__Task directions__: Count how many lines have the word "colors" in them. Reply with that number by itself.

__Data listing__:
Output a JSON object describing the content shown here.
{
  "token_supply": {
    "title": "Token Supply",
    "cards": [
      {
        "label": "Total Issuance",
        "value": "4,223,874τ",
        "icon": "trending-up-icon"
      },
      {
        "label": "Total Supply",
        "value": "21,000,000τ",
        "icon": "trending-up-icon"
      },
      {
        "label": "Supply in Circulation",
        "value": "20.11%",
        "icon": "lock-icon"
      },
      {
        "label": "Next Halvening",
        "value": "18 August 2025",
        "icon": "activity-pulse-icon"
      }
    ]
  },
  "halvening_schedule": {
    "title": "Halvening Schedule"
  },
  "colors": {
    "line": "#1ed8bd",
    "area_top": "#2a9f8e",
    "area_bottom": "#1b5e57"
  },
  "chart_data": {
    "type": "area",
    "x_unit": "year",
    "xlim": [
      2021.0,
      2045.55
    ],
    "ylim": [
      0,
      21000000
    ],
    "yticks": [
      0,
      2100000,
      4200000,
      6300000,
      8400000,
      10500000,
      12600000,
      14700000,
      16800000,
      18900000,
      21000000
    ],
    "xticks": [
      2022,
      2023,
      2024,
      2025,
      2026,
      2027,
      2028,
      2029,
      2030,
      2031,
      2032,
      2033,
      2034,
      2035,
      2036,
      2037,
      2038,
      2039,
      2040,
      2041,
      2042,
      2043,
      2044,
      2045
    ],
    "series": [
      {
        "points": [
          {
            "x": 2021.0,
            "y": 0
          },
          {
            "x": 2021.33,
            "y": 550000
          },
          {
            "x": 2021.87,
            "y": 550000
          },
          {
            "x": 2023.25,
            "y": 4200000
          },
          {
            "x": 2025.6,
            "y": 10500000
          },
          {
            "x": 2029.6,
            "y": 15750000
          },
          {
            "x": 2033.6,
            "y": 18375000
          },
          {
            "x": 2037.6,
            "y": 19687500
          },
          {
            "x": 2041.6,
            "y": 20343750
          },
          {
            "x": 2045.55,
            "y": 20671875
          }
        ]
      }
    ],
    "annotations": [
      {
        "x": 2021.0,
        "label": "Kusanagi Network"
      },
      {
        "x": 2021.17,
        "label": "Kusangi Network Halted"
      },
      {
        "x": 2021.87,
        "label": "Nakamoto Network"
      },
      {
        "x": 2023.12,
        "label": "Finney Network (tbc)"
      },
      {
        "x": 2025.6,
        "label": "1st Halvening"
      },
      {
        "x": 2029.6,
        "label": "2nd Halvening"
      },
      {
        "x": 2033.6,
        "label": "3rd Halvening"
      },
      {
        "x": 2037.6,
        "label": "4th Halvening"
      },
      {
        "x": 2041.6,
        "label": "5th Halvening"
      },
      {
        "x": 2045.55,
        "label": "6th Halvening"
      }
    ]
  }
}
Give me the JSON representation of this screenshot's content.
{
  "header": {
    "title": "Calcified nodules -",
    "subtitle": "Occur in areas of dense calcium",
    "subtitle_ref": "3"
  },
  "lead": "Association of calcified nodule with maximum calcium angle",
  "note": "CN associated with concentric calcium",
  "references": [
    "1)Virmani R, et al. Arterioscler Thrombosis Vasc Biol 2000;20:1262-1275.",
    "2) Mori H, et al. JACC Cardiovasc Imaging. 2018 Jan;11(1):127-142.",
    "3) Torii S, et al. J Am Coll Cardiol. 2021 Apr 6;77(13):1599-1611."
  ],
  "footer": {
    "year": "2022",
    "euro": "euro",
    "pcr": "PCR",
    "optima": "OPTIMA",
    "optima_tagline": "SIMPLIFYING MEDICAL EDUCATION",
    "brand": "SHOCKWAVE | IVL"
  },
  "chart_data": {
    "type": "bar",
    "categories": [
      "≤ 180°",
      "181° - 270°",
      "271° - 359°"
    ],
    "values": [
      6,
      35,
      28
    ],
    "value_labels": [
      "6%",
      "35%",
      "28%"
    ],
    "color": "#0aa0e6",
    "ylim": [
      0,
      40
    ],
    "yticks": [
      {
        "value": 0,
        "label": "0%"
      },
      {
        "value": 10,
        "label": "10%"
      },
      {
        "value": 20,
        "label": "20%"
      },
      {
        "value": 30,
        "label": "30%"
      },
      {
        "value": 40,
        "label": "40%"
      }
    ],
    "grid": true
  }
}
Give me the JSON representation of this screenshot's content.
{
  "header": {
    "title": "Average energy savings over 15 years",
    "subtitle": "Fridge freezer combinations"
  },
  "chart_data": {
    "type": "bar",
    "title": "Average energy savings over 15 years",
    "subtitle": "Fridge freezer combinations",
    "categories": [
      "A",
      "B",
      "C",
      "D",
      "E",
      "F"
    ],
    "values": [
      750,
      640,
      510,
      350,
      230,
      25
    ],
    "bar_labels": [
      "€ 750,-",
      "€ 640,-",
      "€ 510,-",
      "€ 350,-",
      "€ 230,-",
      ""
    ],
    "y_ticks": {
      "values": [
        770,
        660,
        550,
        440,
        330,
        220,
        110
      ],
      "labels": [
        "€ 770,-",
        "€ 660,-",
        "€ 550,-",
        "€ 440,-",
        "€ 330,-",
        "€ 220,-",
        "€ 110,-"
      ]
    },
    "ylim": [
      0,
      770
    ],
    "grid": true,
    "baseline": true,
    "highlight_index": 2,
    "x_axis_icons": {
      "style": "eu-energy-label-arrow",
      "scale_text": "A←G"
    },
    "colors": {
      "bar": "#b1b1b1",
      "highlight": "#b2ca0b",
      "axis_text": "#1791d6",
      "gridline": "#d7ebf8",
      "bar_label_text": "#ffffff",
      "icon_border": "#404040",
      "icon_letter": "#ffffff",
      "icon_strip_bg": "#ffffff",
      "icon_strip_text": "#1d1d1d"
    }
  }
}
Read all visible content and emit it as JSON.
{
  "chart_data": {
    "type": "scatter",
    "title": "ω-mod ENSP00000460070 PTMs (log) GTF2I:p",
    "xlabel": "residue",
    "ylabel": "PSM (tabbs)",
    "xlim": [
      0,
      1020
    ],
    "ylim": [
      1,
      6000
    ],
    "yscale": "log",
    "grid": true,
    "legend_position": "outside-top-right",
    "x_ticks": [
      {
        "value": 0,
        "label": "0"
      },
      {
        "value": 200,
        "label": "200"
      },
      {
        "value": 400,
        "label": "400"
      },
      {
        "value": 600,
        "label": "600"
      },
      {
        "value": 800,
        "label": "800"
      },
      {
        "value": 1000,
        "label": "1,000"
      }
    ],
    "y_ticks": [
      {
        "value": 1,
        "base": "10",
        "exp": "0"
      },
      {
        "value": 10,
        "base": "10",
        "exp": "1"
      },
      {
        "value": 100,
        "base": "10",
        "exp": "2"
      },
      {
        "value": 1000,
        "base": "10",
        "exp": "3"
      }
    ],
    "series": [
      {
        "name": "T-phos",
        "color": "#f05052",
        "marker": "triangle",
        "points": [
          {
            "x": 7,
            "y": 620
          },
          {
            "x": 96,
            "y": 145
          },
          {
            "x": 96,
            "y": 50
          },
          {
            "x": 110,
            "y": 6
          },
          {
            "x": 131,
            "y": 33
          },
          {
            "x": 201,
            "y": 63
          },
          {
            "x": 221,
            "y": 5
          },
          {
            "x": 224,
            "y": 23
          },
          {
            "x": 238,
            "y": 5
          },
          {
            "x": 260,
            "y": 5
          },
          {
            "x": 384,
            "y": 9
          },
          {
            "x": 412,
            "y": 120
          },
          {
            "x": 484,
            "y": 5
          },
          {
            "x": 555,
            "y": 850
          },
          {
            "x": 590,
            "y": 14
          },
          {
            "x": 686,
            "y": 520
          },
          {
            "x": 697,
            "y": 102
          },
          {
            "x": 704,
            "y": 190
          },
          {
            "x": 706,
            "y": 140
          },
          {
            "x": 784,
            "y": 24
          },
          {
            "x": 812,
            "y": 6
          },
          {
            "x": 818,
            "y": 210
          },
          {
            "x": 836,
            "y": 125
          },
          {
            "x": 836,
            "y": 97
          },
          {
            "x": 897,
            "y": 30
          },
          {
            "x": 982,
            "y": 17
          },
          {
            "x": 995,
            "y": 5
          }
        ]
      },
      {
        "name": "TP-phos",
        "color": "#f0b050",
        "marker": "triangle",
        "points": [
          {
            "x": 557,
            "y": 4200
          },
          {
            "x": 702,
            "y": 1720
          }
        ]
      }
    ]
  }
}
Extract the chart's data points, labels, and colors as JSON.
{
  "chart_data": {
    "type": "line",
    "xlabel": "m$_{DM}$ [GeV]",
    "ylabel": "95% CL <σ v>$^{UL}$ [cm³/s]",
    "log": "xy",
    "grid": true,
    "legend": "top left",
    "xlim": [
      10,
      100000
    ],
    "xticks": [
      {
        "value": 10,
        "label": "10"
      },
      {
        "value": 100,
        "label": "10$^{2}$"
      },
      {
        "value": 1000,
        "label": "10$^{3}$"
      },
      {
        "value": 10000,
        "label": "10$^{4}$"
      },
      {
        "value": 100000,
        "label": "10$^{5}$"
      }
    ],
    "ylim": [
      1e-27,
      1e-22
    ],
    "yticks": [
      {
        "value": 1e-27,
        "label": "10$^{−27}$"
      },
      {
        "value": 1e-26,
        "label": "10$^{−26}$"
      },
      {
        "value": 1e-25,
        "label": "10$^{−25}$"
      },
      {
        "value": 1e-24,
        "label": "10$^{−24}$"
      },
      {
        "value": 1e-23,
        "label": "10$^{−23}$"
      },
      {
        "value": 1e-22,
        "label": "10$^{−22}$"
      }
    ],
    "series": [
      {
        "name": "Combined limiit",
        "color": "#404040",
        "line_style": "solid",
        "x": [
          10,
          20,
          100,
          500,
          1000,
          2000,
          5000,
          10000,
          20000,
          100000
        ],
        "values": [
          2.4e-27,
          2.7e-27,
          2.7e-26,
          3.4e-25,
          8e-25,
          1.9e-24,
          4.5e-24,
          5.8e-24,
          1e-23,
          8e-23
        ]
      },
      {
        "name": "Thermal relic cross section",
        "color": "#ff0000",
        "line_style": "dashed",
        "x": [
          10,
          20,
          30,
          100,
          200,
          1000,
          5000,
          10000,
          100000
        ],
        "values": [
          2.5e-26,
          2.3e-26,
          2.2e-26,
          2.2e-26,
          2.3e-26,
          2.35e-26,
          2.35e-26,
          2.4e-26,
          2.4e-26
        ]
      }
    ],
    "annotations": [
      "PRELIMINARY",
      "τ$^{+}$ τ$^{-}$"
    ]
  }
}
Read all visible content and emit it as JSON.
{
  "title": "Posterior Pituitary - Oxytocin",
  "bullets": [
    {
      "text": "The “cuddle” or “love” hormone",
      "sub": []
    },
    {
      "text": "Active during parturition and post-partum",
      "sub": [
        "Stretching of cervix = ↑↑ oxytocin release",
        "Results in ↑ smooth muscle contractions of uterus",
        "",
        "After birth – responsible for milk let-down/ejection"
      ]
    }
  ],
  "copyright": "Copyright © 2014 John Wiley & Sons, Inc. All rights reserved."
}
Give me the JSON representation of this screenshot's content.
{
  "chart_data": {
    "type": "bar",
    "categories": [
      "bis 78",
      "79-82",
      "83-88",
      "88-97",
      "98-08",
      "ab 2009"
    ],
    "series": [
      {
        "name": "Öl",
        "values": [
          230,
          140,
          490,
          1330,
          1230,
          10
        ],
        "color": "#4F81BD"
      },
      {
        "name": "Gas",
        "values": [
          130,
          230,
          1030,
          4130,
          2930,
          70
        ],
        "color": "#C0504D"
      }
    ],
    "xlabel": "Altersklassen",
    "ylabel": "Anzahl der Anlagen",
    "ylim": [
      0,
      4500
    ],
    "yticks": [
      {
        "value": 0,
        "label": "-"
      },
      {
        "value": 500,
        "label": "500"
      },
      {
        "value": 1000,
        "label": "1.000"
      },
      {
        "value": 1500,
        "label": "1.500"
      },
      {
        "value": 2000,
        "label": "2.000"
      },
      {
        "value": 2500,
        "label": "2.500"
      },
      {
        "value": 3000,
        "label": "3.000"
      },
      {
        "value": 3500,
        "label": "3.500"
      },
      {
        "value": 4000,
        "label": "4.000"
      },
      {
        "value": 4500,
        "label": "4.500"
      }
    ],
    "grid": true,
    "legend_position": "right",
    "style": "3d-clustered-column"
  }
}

__Task answer__: 3